DO THIS:
Count the lines in the rows below that contain the string "category". Reply with that number alone.

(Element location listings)
------------
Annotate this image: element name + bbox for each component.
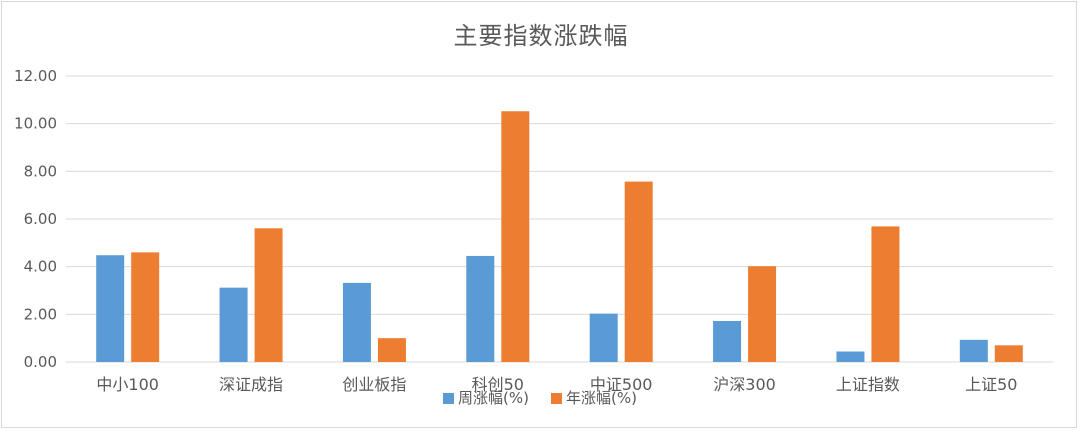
bar-yearly: [131, 252, 160, 362]
x-category-label: 创业板指: [342, 375, 406, 394]
y-tick-label: 6.00: [24, 210, 57, 228]
bar-yearly: [377, 338, 406, 362]
bar-weekly: [342, 282, 371, 362]
y-tick-label: 0.00: [24, 353, 57, 371]
bars: [96, 111, 1023, 362]
bar-weekly: [959, 339, 988, 362]
y-tick-label: 4.00: [24, 258, 57, 276]
x-category-label: 科创50: [472, 375, 524, 394]
bar-weekly: [466, 255, 495, 362]
x-axis-categories: 中小100 深证成指 创业板指 科创50 中证500 沪深300 上证指数 上证50: [96, 375, 1017, 394]
x-category-label: 上证指数: [836, 375, 900, 394]
y-tick-label: 8.00: [24, 162, 57, 180]
bar-weekly: [589, 313, 618, 362]
bar-yearly: [994, 345, 1023, 362]
legend-swatch: [551, 393, 562, 404]
bar-weekly: [219, 287, 248, 362]
x-category-label: 深证成指: [219, 375, 283, 394]
x-category-label: 沪深300: [713, 375, 776, 394]
bar-weekly: [713, 321, 742, 362]
grid-layer: [66, 75, 1053, 363]
y-tick-label: 10.00: [14, 115, 57, 133]
y-axis-ticks: 0.00 2.00 4.00 6.00 8.00 10.00 12.00: [14, 67, 57, 371]
x-category-label: 中证500: [590, 375, 653, 394]
chart-title: 主要指数涨跌幅: [453, 22, 629, 50]
legend-label: 年涨幅(%): [566, 389, 637, 407]
legend-label: 周涨幅(%): [458, 389, 529, 407]
y-tick-label: 12.00: [14, 67, 57, 85]
bar-yearly: [254, 228, 283, 362]
legend-swatch: [443, 393, 454, 404]
x-category-label: 上证50: [965, 375, 1017, 394]
bar-weekly: [96, 255, 125, 362]
bar-yearly: [624, 181, 653, 362]
x-category-label: 中小100: [96, 375, 159, 394]
y-tick-label: 2.00: [24, 305, 57, 323]
legend: 周涨幅(%) 年涨幅(%): [443, 389, 637, 407]
bar-yearly: [501, 111, 530, 362]
bar-yearly: [748, 266, 777, 362]
bar-yearly: [871, 226, 900, 362]
bar-weekly: [836, 351, 865, 362]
------------
THE SOLUTION:
8